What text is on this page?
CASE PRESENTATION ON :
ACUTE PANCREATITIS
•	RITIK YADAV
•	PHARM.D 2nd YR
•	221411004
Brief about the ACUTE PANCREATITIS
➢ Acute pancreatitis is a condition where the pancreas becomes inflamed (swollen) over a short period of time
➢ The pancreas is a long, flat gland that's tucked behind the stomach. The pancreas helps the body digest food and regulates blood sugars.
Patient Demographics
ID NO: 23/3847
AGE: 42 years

====

▸ **Task to carry out**:
Copy out each line exactly.

▸ **Reply to the task**:
What text is on this page?
CASE PRESENTATION ON :
ACUTE PANCREATITIS
•	RITIK YADAV
•	PHARM.D 2nd YR
•	221411004
Brief about the ACUTE PANCREATITIS
➢ Acute pancreatitis is a condition where the pancreas becomes inflamed (swollen) over a short period of time
➢ The pancreas is a long, flat gland that's tucked behind the stomach. The pancreas helps the body digest food and regulates blood sugars.
Patient Demographics
ID NO: 23/3847
AGE: 42 years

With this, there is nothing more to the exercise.